THE REQUEST: Do not carry the pictures over; copy every other part of the entries exactly.

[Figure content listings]
⁂
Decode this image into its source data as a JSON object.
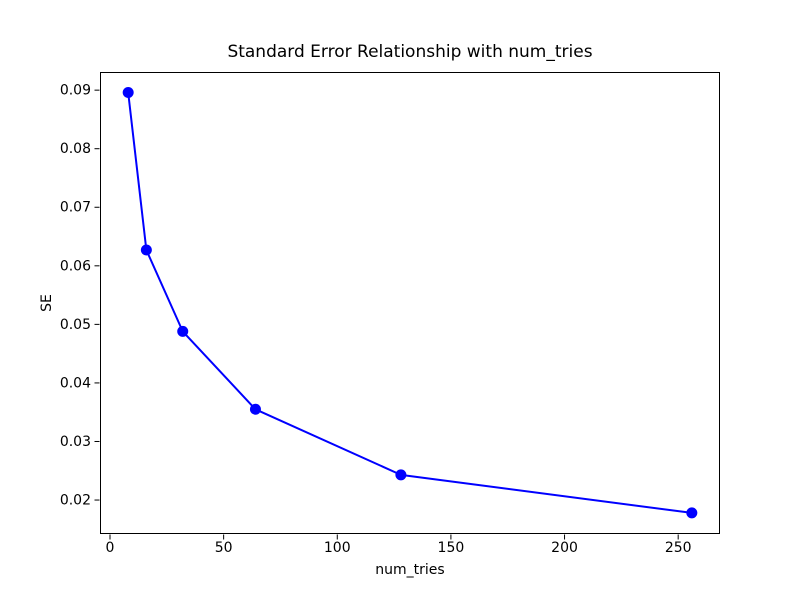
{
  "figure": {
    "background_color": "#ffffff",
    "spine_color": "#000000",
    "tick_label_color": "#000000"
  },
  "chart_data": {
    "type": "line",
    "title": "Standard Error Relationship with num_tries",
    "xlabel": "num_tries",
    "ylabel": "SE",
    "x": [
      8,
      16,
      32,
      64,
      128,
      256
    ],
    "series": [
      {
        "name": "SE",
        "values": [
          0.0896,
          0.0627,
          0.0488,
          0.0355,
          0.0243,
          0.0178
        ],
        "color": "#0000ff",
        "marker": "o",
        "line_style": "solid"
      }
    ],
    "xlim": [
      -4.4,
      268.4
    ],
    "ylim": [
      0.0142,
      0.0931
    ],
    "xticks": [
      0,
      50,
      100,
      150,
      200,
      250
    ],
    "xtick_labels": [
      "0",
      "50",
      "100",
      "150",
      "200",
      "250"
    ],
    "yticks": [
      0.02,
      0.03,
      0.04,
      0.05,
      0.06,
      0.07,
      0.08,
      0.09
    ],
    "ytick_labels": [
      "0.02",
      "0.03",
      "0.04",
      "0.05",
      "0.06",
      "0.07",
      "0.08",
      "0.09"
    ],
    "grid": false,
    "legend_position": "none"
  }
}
⁂
THE SOLUTION:
Decode this image into its source data as a JSON object.
{
  "figure": {
    "background_color": "#ffffff",
    "spine_color": "#000000",
    "tick_label_color": "#000000"
  },
  "chart_data": {
    "type": "line",
    "title": "Standard Error Relationship with num_tries",
    "xlabel": "num_tries",
    "ylabel": "SE",
    "x": [
      8,
      16,
      32,
      64,
      128,
      256
    ],
    "series": [
      {
        "name": "SE",
        "values": [
          0.0896,
          0.0627,
          0.0488,
          0.0355,
          0.0243,
          0.0178
        ],
        "color": "#0000ff",
        "marker": "o",
        "line_style": "solid"
      }
    ],
    "xlim": [
      -4.4,
      268.4
    ],
    "ylim": [
      0.0142,
      0.0931
    ],
    "xticks": [
      0,
      50,
      100,
      150,
      200,
      250
    ],
    "xtick_labels": [
      "0",
      "50",
      "100",
      "150",
      "200",
      "250"
    ],
    "yticks": [
      0.02,
      0.03,
      0.04,
      0.05,
      0.06,
      0.07,
      0.08,
      0.09
    ],
    "ytick_labels": [
      "0.02",
      "0.03",
      "0.04",
      "0.05",
      "0.06",
      "0.07",
      "0.08",
      "0.09"
    ],
    "grid": false,
    "legend_position": "none"
  }
}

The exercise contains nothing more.